PAGE TEXT:
The Euler product formula

The Euler product formula for the Riemann zeta function reads

$$\sum_{n=1}^\infty\frac{1}{n^s} = \prod_{p \text{ prime}} \frac{1}{1-p^{-s}}$$

where the left hand side equals the Riemann zeta function:

$$\zeta(s) = \sum_{n=1}^\infty\frac{1}{n^s} = 1+\frac{1}{2^s}+\frac{1}{3^s}+\frac{1}{4^s}+\frac{1}{5^s}+ \ldots$$

and the product on the right hand side extends over all prime numbers p:

$$\prod_{p \text{ prime}} \frac{1}{1-p^{-s}} = \frac{1}{1-2^{-s}}\cdot\frac{1}{1-3^{-s}}\cdot\frac{1}{1-5^{-s}}\cdot\frac{1}{1-7^{-s}} \cdots \frac{1}{1-p^{-s}} \cdots$$

Proof of the Euler product formula
The method of Eratosthenes used to sieve out prime numbers is employed in this proof.

INSTRUCTION A: Recast the records as a JSON list of strings, one string per line with blank lines left out, starting at the line that contains "bar bbox=[216, 168, 254, 432]" and stopping after the line that contains "x-tick-label: 10 bbox=[396, 448, 416, 464]".

INFORMATION SHOWN:
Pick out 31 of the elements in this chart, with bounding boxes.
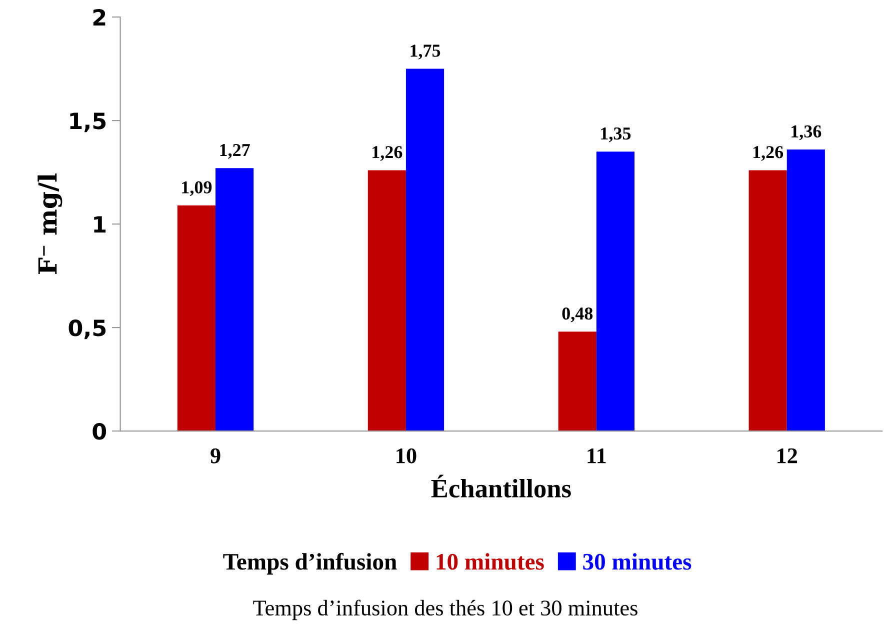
bar bbox=[216, 168, 254, 432]
y-tick-label: 2 bbox=[93, 9, 106, 26]
data-label: 0,48 bbox=[562, 307, 593, 322]
x-axis-title: Échantillons bbox=[431, 474, 571, 498]
legend-title: Temps d’infusion bbox=[223, 552, 397, 575]
x-tick-label: 9 bbox=[210, 448, 220, 464]
x-tick-label: 11 bbox=[588, 448, 606, 464]
legend-label: 30 minutes bbox=[583, 553, 692, 570]
text: Temps d’infusion des thés 10 et 30 minutes bbox=[253, 600, 638, 620]
x-tick-label: 10 bbox=[396, 448, 416, 464]
bar bbox=[177, 205, 216, 432]
y-axis-title: F⁻ mg/l bbox=[38, 174, 62, 274]
data-label: 1,27 bbox=[220, 144, 250, 159]
data-label: 1,35 bbox=[601, 127, 631, 142]
bar bbox=[406, 68, 444, 432]
bar bbox=[368, 170, 406, 432]
data-label: 1,26 bbox=[372, 146, 402, 161]
bar bbox=[786, 150, 825, 432]
y-tick-label: 1 bbox=[94, 216, 106, 232]
y-tick-label: 0 bbox=[92, 422, 106, 440]
data-label: 1,36 bbox=[792, 125, 822, 140]
legend-label: 10 minutes bbox=[436, 553, 544, 570]
bar bbox=[558, 332, 596, 432]
data-label: 1,75 bbox=[410, 44, 440, 60]
y-tick-label: 1,5 bbox=[70, 112, 106, 132]
data-label: 1,09 bbox=[182, 181, 212, 196]
y-tick-label: 0,5 bbox=[68, 319, 106, 340]
bar bbox=[748, 170, 787, 432]
x-tick-label: 12 bbox=[778, 448, 798, 464]
bar bbox=[596, 152, 635, 432]
data-label: 1,26 bbox=[753, 146, 784, 161]
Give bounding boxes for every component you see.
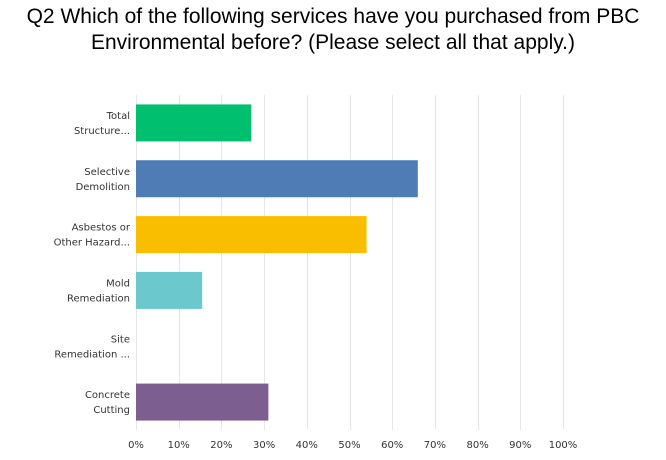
x-tick-label: 50% bbox=[338, 440, 360, 451]
bars bbox=[136, 104, 418, 421]
bar bbox=[136, 383, 269, 421]
x-tick-label: 80% bbox=[466, 440, 488, 451]
category-label: Mold bbox=[106, 278, 130, 289]
x-tick-label: 0% bbox=[128, 440, 144, 451]
category-label: Structure... bbox=[74, 126, 130, 137]
category-label: Total bbox=[106, 111, 130, 122]
category-label: Asbestos or bbox=[72, 223, 131, 234]
category-label: Demolition bbox=[76, 182, 130, 193]
grid-lines bbox=[136, 95, 564, 430]
question-title: Q2 Which of the following services have … bbox=[0, 4, 666, 56]
bar bbox=[136, 160, 418, 198]
bar bbox=[136, 216, 367, 254]
category-labels: Total Structure... Selective Demolition Asbe… bbox=[54, 111, 131, 416]
category-label: Site bbox=[111, 334, 130, 345]
category-label: Remediation bbox=[67, 293, 130, 304]
x-tick-label: 40% bbox=[296, 440, 318, 451]
x-axis-ticks: 0% 10% 20% 30% 40% 50% 60% 70% 80% 90% 100% bbox=[128, 440, 577, 451]
x-tick-label: 70% bbox=[424, 440, 446, 451]
category-label: Cutting bbox=[93, 405, 130, 416]
x-tick-label: 20% bbox=[210, 440, 232, 451]
x-tick-label: 10% bbox=[168, 440, 190, 451]
x-tick-label: 100% bbox=[549, 440, 578, 451]
x-tick-label: 60% bbox=[381, 440, 403, 451]
category-label: Remediation ... bbox=[54, 349, 130, 360]
x-tick-label: 30% bbox=[253, 440, 275, 451]
category-label: Other Hazard... bbox=[54, 238, 130, 249]
bar bbox=[136, 104, 252, 142]
question-title-line-2: Environmental before? (Please select all… bbox=[90, 31, 576, 54]
x-tick-label: 90% bbox=[509, 440, 531, 451]
category-label: Concrete bbox=[85, 390, 130, 401]
bar bbox=[136, 271, 203, 309]
question-title-line-1: Q2 Which of the following services have … bbox=[26, 5, 640, 28]
category-label: Selective bbox=[84, 167, 130, 178]
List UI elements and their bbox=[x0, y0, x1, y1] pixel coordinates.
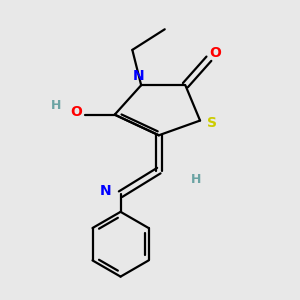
Text: N: N bbox=[100, 184, 112, 198]
Text: N: N bbox=[132, 69, 144, 83]
Text: O: O bbox=[209, 46, 221, 60]
Text: H: H bbox=[51, 99, 61, 112]
Text: O: O bbox=[70, 105, 82, 119]
Text: H: H bbox=[191, 173, 202, 186]
Text: S: S bbox=[207, 116, 217, 130]
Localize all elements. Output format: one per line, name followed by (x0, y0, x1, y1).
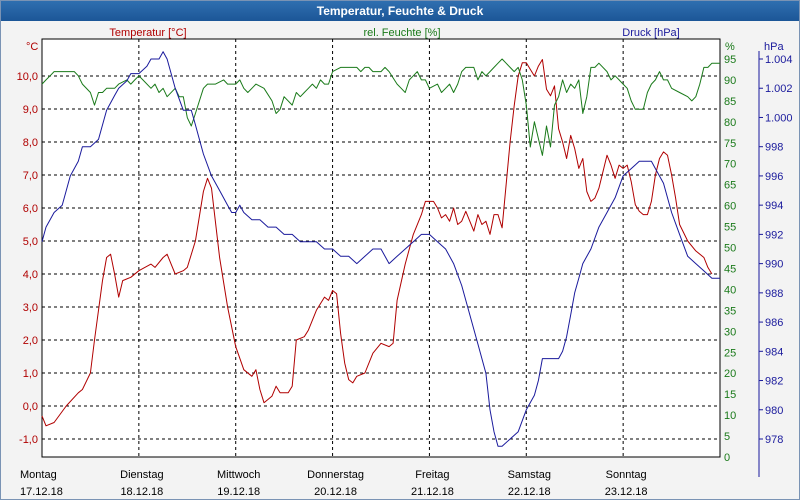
pressure-tick-label: 988 (765, 288, 783, 300)
day-date-label: 21.12.18 (411, 486, 454, 498)
humidity-unit-label: % (725, 41, 735, 53)
temperature-axis: -1,0 0,0 1,0 2,0 3,0 4,0 5,0 6,0 7,0 8,0 9,0 10,0 (17, 71, 38, 446)
day-name-label: Dienstag (120, 469, 163, 481)
humidity-tick-label: 25 (724, 347, 736, 359)
day-date-label: 20.12.18 (314, 486, 357, 498)
legend-humidity: rel. Feuchte [%] (363, 27, 440, 39)
temperature-tick-label: 0,0 (23, 401, 38, 413)
humidity-tick-label: 80 (724, 117, 736, 129)
humidity-axis: 0 5 10 15 20 25 30 35 40 45 50 55 60 65 70 75 80 85 90 95 (724, 54, 736, 464)
legend-pressure: Druck [hPa] (622, 27, 679, 39)
series-line-humidity (41, 58, 720, 156)
humidity-tick-label: 60 (724, 201, 736, 213)
humidity-tick-label: 65 (724, 180, 736, 192)
temperature-tick-label: 10,0 (17, 71, 38, 83)
day-name-label: Montag (20, 469, 57, 481)
day-date-label: 17.12.18 (20, 486, 63, 498)
pressure-tick-label: 1.000 (765, 112, 793, 124)
day-labels: Montag 17.12.18 Dienstag 18.12.18 Mittwoch 19… (20, 469, 648, 498)
series-lines (41, 51, 720, 447)
pressure-tick-label: 992 (765, 229, 783, 241)
day-name-label: Mittwoch (217, 469, 260, 481)
pressure-tick-label: 994 (765, 200, 783, 212)
temperature-tick-label: 5,0 (23, 236, 38, 248)
humidity-tick-label: 75 (724, 138, 736, 150)
pressure-tick-label: 984 (765, 346, 783, 358)
humidity-tick-label: 0 (724, 452, 730, 464)
series-line-pressure (41, 51, 720, 447)
pressure-tick-label: 982 (765, 376, 783, 388)
temperature-tick-label: 1,0 (23, 368, 38, 380)
humidity-tick-label: 85 (724, 96, 736, 108)
grid (42, 39, 720, 457)
pressure-unit-label: hPa (764, 41, 784, 53)
humidity-tick-label: 95 (724, 54, 736, 66)
humidity-tick-label: 50 (724, 243, 736, 255)
pressure-tick-label: 1.002 (765, 83, 793, 95)
plot-frame (41, 38, 721, 458)
humidity-tick-label: 15 (724, 389, 736, 401)
pressure-tick-label: 980 (765, 405, 783, 417)
series-line-temperature (41, 59, 713, 427)
humidity-tick-label: 5 (724, 431, 730, 443)
humidity-tick-label: 40 (724, 284, 736, 296)
day-name-label: Donnerstag (307, 469, 364, 481)
pressure-tick-label: 986 (765, 317, 783, 329)
temperature-tick-label: 4,0 (23, 269, 38, 281)
humidity-tick-label: 90 (724, 75, 736, 87)
pressure-axis: 978 980 982 984 986 988 990 992 994 996 998 1.000 1.… (758, 51, 793, 477)
humidity-tick-label: 10 (724, 410, 736, 422)
temperature-tick-label: 6,0 (23, 203, 38, 215)
weather-chart: °C Temperatur [°C] rel. Feuchte [%] Druc… (17, 27, 793, 498)
day-name-label: Freitag (415, 469, 449, 481)
humidity-tick-label: 30 (724, 326, 736, 338)
pressure-tick-label: 990 (765, 259, 783, 271)
temperature-tick-label: 7,0 (23, 170, 38, 182)
humidity-tick-label: 70 (724, 159, 736, 171)
day-date-label: 19.12.18 (217, 486, 260, 498)
temperature-tick-label: 8,0 (23, 137, 38, 149)
day-date-label: 18.12.18 (120, 486, 163, 498)
day-date-label: 22.12.18 (508, 486, 551, 498)
day-name-label: Sonntag (606, 469, 647, 481)
day-date-label: 23.12.18 (605, 486, 648, 498)
humidity-tick-label: 45 (724, 263, 736, 275)
humidity-tick-label: 35 (724, 305, 736, 317)
temperature-tick-label: 9,0 (23, 104, 38, 116)
temperature-tick-label: 3,0 (23, 302, 38, 314)
day-name-label: Samstag (508, 469, 551, 481)
window-title: Temperatur, Feuchte & Druck (1, 1, 799, 21)
temperature-unit-label: °C (26, 41, 38, 53)
plot-area (42, 39, 720, 457)
legend-temperature: Temperatur [°C] (109, 27, 186, 39)
pressure-tick-label: 1.004 (765, 54, 793, 66)
temperature-tick-label: 2,0 (23, 335, 38, 347)
pressure-tick-label: 978 (765, 434, 783, 446)
pressure-tick-label: 996 (765, 171, 783, 183)
humidity-tick-label: 20 (724, 368, 736, 380)
temperature-tick-label: -1,0 (19, 434, 38, 446)
humidity-tick-label: 55 (724, 222, 736, 234)
pressure-tick-label: 998 (765, 142, 783, 154)
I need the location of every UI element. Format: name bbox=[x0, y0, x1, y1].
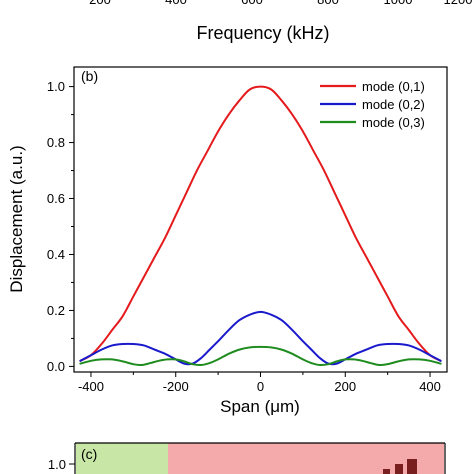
bar bbox=[407, 459, 417, 474]
top-tick-label: 200 bbox=[89, 0, 111, 7]
panel-c: 1.0 (c) bbox=[48, 442, 446, 474]
y-axis: 0.0 0.2 0.4 0.6 0.8 1.0 bbox=[47, 79, 74, 374]
top-tick-label: 400 bbox=[165, 0, 187, 7]
top-tick-label: 1000 bbox=[384, 0, 413, 7]
legend-label-mode-03: mode (0,3) bbox=[362, 115, 425, 130]
panel-label: (c) bbox=[81, 446, 97, 462]
series-group bbox=[79, 85, 442, 367]
top-xaxis-title: Frequency (kHz) bbox=[196, 23, 329, 43]
y-tick-label: 0.4 bbox=[47, 247, 65, 262]
x-tick-label: 400 bbox=[419, 379, 441, 394]
legend-label-mode-02: mode (0,2) bbox=[362, 97, 425, 112]
top-fragment: 200 400 600 800 1000 1200 Frequency (kHz… bbox=[89, 0, 472, 43]
bar bbox=[383, 469, 390, 474]
x-axis-title: Span (μm) bbox=[220, 397, 300, 416]
series-line-mode-01 bbox=[79, 85, 442, 362]
x-axis: -400 -200 0 200 400 bbox=[78, 372, 441, 394]
y-tick-label: 1.0 bbox=[47, 79, 65, 94]
panel-b: (b) -400 -200 0 200 400 0.0 0.2 0.4 0.6 0.8 1.0 S… bbox=[7, 66, 448, 416]
x-tick-label: -200 bbox=[163, 379, 189, 394]
x-tick-label: 0 bbox=[257, 379, 264, 394]
x-tick-label: 200 bbox=[334, 379, 356, 394]
x-tick-label: -400 bbox=[78, 379, 104, 394]
y-tick-label: 0.0 bbox=[47, 359, 65, 374]
top-tick-label: 800 bbox=[317, 0, 339, 7]
y-axis-title: Displacement (a.u.) bbox=[7, 145, 26, 292]
legend: mode (0,1) mode (0,2) mode (0,3) bbox=[320, 79, 425, 130]
bar bbox=[395, 464, 403, 474]
y-tick-label: 0.6 bbox=[47, 191, 65, 206]
panel-label: (b) bbox=[81, 68, 98, 84]
series-line-mode-02 bbox=[79, 310, 442, 366]
y-tick-label: 1.0 bbox=[48, 457, 66, 472]
y-tick-label: 0.8 bbox=[47, 135, 65, 150]
series-line-mode-03 bbox=[79, 345, 442, 367]
y-tick-label: 0.2 bbox=[47, 303, 65, 318]
top-tick-label: 1200 bbox=[444, 0, 473, 7]
plot-frame bbox=[73, 66, 448, 373]
background-region-green bbox=[76, 443, 168, 474]
legend-label-mode-01: mode (0,1) bbox=[362, 79, 425, 94]
top-tick-label: 600 bbox=[241, 0, 263, 7]
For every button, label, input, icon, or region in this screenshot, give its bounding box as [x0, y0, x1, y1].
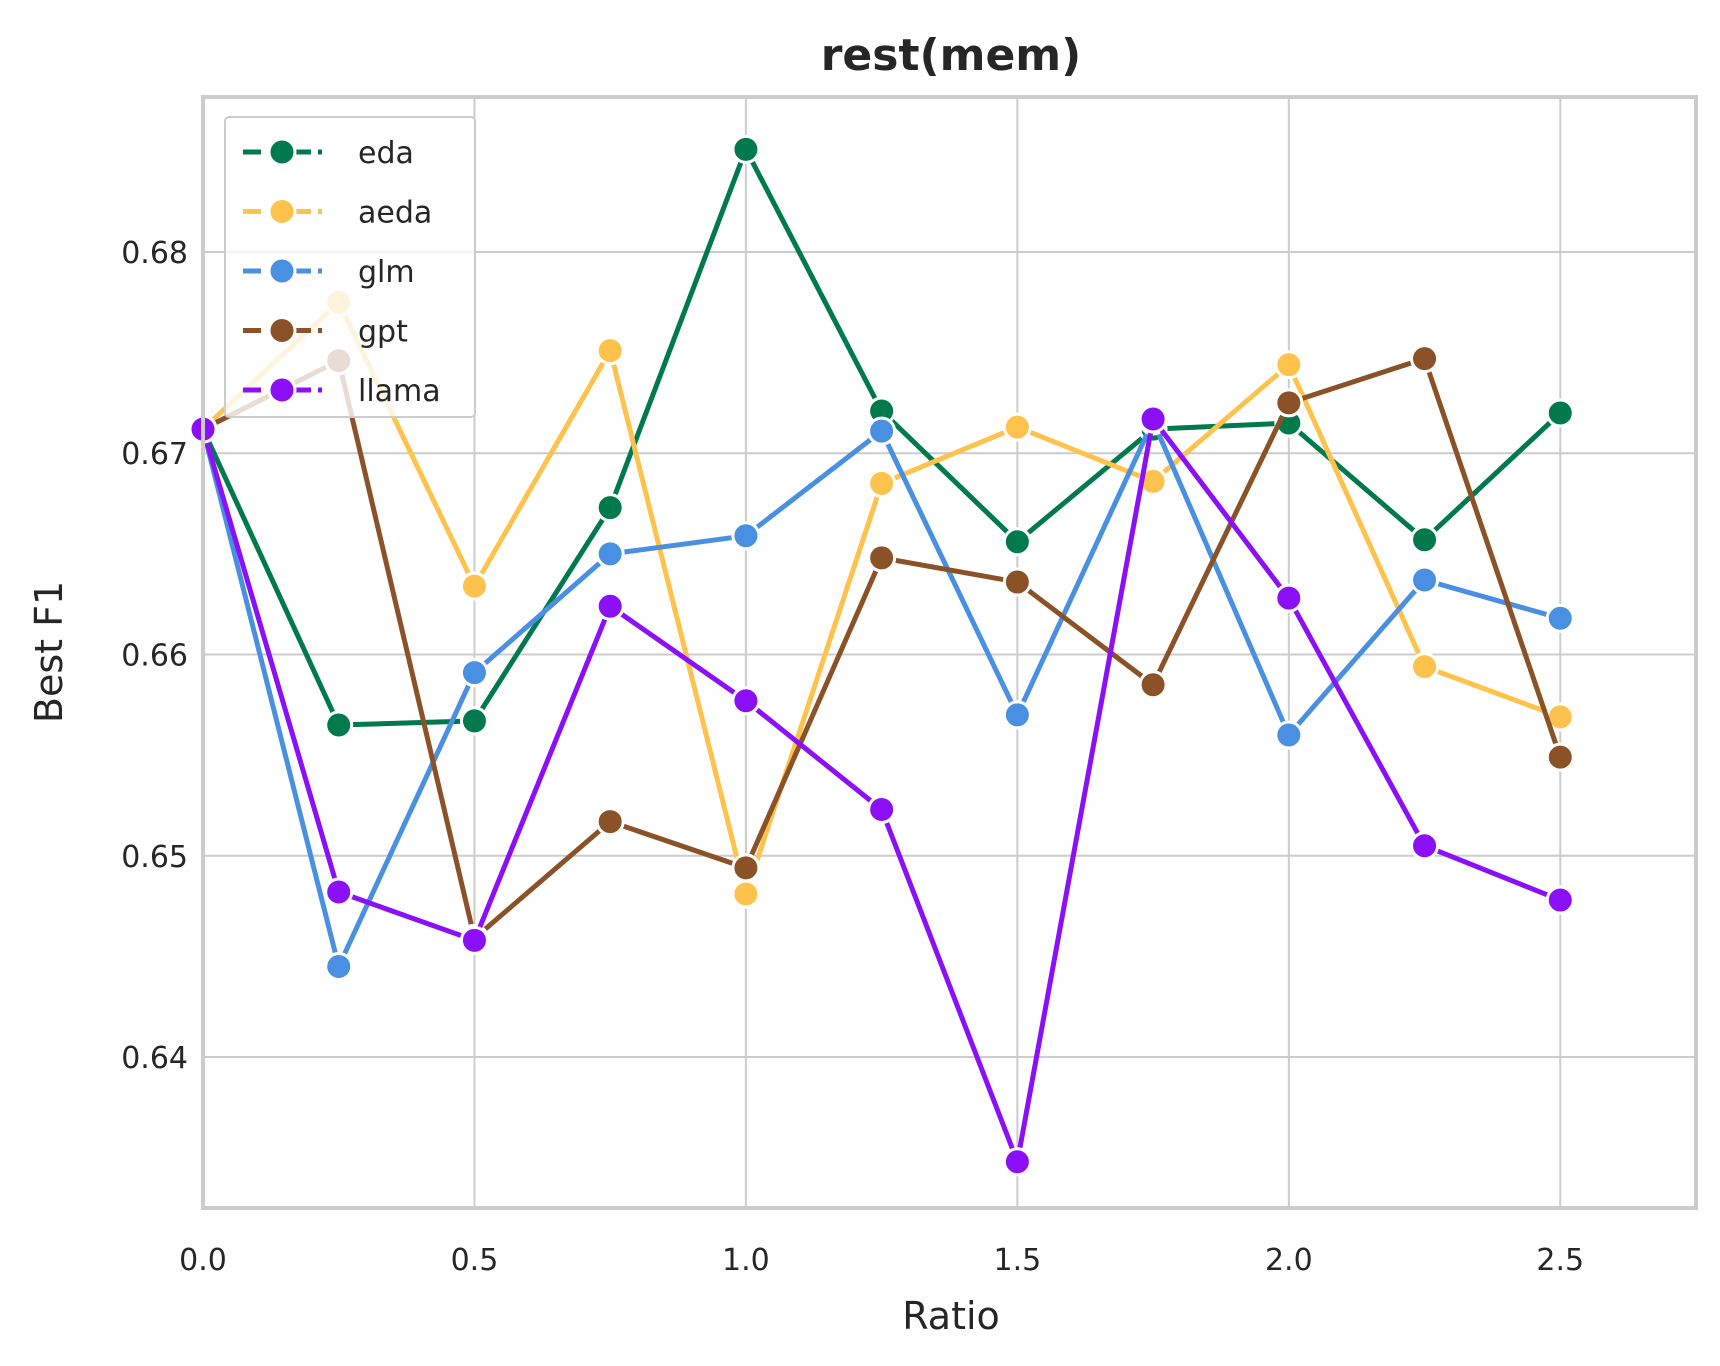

INSTRUCTION B:
Answer these from the text on the Euler product formula:
(i) What does the left hand side of the formula equal?
(ii) Over which numbers does the product on the right hand side extend?
(iii) Whose method of sieving out prime numbers is used in the proof?

COMPLETE RESPONSE A:
[
  "bar bbox=[216, 168, 254, 432]",
  "y-tick-label: 2 bbox=[93, 9, 106, 26]",
  "data-label: 0,48 bbox=[562, 307, 593, 322]",
  "x-axis-title: Échantillons bbox=[431, 474, 571, 498]",
  "legend-title: Temps d’infusion bbox=[223, 552, 397, 575]",
  "x-tick-label: 9 bbox=[210, 448, 220, 464]",
  "x-tick-label: 11 bbox=[588, 448, 606, 464]",
  "legend-label: 30 minutes bbox=[583, 553, 692, 570]",
  "text: Temps d’infusion des thés 10 et 30 minutes bbox=[253, 600, 638, 620]",
  "x-tick-label: 10 bbox=[396, 448, 416, 464]"
]

COMPLETE RESPONSE B:
(i) The Riemann zeta function.
(ii) All prime numbers p.
(iii) The method of Eratosthenes.